BEGIN ROWS

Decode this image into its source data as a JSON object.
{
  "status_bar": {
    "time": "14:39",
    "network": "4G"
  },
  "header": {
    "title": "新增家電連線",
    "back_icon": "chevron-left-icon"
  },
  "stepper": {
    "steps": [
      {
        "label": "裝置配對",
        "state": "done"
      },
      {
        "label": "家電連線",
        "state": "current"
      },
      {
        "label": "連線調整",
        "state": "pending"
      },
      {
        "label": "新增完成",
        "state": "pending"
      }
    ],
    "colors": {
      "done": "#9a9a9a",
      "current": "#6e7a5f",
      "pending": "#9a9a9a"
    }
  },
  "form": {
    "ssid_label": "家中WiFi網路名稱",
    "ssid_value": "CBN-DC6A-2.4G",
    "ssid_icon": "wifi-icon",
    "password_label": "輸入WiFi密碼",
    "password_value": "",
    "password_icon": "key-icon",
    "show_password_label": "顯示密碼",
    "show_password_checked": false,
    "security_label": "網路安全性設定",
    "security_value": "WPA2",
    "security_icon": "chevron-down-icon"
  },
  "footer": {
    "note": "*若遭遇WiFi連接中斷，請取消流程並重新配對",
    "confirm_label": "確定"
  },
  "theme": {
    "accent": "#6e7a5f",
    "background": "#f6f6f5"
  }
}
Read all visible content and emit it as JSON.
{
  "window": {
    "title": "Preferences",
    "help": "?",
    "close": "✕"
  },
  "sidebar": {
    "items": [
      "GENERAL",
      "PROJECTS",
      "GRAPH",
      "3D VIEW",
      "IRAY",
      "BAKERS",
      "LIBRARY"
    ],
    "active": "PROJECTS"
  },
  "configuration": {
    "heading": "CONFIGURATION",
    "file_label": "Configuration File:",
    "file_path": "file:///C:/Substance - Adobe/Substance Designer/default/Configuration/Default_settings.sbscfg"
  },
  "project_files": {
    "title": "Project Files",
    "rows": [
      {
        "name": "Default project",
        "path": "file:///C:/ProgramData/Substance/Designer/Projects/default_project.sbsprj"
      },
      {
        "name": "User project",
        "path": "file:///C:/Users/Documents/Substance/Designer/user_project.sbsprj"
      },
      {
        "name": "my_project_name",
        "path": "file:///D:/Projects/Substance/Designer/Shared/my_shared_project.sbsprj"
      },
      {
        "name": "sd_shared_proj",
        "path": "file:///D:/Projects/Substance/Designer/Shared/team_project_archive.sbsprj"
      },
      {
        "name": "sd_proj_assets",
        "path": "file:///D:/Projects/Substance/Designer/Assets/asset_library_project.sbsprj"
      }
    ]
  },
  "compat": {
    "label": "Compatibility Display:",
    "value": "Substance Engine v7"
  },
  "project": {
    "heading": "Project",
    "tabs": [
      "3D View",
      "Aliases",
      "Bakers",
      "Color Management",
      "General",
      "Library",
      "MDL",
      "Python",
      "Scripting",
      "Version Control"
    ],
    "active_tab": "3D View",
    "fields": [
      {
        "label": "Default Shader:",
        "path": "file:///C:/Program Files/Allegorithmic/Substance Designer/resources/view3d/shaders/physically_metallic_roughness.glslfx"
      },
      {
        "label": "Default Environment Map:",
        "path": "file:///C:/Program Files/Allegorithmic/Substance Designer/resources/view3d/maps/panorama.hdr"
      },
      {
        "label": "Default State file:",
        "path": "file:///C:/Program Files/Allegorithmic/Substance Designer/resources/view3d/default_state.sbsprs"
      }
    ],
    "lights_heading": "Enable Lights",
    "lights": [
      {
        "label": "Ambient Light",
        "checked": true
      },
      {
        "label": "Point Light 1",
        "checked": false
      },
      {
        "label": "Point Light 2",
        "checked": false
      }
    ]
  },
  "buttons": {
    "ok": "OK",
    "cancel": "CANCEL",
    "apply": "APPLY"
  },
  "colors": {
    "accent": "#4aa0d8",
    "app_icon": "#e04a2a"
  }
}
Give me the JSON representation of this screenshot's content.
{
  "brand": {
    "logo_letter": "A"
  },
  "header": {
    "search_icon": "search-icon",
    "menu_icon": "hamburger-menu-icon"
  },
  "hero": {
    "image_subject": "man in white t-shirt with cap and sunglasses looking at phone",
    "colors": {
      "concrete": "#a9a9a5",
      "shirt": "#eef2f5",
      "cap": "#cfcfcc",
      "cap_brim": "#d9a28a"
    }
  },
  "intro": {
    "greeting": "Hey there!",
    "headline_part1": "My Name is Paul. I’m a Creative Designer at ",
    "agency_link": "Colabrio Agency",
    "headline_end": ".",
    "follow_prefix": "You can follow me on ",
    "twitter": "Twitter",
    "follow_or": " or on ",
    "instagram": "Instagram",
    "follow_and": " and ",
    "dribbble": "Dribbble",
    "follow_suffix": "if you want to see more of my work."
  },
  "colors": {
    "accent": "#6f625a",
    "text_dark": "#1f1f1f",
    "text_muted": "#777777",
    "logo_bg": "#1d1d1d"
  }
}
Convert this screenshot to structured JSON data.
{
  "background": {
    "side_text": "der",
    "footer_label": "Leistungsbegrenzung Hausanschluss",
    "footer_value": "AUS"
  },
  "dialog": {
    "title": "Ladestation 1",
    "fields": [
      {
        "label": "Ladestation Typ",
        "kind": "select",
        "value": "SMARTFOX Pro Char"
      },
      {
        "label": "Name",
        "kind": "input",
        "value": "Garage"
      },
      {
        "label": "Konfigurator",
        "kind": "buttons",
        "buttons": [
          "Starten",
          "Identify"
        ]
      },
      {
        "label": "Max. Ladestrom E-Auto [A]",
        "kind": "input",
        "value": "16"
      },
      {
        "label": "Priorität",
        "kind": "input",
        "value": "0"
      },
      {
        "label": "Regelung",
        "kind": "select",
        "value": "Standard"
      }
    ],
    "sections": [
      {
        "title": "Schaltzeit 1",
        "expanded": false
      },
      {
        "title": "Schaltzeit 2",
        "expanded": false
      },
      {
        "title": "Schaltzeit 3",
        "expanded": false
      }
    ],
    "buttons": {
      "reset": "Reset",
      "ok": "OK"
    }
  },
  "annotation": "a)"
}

END ROWS

TASK DESCRIPTION
Which lines include the word "chevron"? List them all.

EXERCISE RESPONSE
    "back_icon": "chevron-left-icon"
    "security_icon": "chevron-down-icon"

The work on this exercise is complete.